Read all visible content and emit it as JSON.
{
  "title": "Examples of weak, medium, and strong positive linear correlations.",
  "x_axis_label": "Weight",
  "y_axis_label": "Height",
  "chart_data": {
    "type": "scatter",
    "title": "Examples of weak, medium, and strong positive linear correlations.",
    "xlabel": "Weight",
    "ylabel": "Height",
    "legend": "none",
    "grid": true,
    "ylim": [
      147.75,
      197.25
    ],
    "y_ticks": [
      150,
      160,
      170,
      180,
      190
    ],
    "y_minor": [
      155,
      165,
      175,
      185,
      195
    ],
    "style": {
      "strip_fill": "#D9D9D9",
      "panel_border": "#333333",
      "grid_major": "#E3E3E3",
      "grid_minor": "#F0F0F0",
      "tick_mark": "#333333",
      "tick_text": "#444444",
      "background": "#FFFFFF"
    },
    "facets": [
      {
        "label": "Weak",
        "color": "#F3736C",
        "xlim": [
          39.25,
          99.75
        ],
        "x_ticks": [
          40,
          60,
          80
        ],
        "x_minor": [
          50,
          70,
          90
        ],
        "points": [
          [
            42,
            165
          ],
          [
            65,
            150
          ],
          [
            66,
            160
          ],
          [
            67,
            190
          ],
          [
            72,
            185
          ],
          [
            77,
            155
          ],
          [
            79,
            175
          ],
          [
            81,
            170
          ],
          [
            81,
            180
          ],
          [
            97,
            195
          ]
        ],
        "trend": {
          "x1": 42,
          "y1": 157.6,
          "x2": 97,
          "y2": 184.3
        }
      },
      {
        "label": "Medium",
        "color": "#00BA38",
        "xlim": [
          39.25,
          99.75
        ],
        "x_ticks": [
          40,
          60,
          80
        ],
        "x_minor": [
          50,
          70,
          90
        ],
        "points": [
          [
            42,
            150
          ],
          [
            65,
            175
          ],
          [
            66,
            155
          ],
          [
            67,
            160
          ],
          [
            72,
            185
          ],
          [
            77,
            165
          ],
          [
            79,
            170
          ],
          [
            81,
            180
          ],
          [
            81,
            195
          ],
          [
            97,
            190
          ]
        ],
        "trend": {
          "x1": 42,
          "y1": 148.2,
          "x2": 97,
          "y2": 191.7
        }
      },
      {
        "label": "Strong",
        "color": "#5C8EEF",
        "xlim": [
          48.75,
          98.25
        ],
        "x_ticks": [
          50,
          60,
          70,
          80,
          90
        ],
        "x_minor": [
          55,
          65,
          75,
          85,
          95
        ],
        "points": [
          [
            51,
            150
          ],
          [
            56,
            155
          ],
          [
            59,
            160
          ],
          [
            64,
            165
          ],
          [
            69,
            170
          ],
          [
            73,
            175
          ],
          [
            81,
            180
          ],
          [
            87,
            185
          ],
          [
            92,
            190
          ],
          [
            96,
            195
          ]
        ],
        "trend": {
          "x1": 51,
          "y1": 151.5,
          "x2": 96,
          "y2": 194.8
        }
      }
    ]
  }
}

——

◆ Problem details ◆
Every record shown above must be echoed exactly.

◆ Exercise result ◆
Read all visible content and emit it as JSON.
{
  "title": "Examples of weak, medium, and strong positive linear correlations.",
  "x_axis_label": "Weight",
  "y_axis_label": "Height",
  "chart_data": {
    "type": "scatter",
    "title": "Examples of weak, medium, and strong positive linear correlations.",
    "xlabel": "Weight",
    "ylabel": "Height",
    "legend": "none",
    "grid": true,
    "ylim": [
      147.75,
      197.25
    ],
    "y_ticks": [
      150,
      160,
      170,
      180,
      190
    ],
    "y_minor": [
      155,
      165,
      175,
      185,
      195
    ],
    "style": {
      "strip_fill": "#D9D9D9",
      "panel_border": "#333333",
      "grid_major": "#E3E3E3",
      "grid_minor": "#F0F0F0",
      "tick_mark": "#333333",
      "tick_text": "#444444",
      "background": "#FFFFFF"
    },
    "facets": [
      {
        "label": "Weak",
        "color": "#F3736C",
        "xlim": [
          39.25,
          99.75
        ],
        "x_ticks": [
          40,
          60,
          80
        ],
        "x_minor": [
          50,
          70,
          90
        ],
        "points": [
          [
            42,
            165
          ],
          [
            65,
            150
          ],
          [
            66,
            160
          ],
          [
            67,
            190
          ],
          [
            72,
            185
          ],
          [
            77,
            155
          ],
          [
            79,
            175
          ],
          [
            81,
            170
          ],
          [
            81,
            180
          ],
          [
            97,
            195
          ]
        ],
        "trend": {
          "x1": 42,
          "y1": 157.6,
          "x2": 97,
          "y2": 184.3
        }
      },
      {
        "label": "Medium",
        "color": "#00BA38",
        "xlim": [
          39.25,
          99.75
        ],
        "x_ticks": [
          40,
          60,
          80
        ],
        "x_minor": [
          50,
          70,
          90
        ],
        "points": [
          [
            42,
            150
          ],
          [
            65,
            175
          ],
          [
            66,
            155
          ],
          [
            67,
            160
          ],
          [
            72,
            185
          ],
          [
            77,
            165
          ],
          [
            79,
            170
          ],
          [
            81,
            180
          ],
          [
            81,
            195
          ],
          [
            97,
            190
          ]
        ],
        "trend": {
          "x1": 42,
          "y1": 148.2,
          "x2": 97,
          "y2": 191.7
        }
      },
      {
        "label": "Strong",
        "color": "#5C8EEF",
        "xlim": [
          48.75,
          98.25
        ],
        "x_ticks": [
          50,
          60,
          70,
          80,
          90
        ],
        "x_minor": [
          55,
          65,
          75,
          85,
          95
        ],
        "points": [
          [
            51,
            150
          ],
          [
            56,
            155
          ],
          [
            59,
            160
          ],
          [
            64,
            165
          ],
          [
            69,
            170
          ],
          [
            73,
            175
          ],
          [
            81,
            180
          ],
          [
            87,
            185
          ],
          [
            92,
            190
          ],
          [
            96,
            195
          ]
        ],
        "trend": {
          "x1": 51,
          "y1": 151.5,
          "x2": 96,
          "y2": 194.8
        }
      }
    ]
  }
}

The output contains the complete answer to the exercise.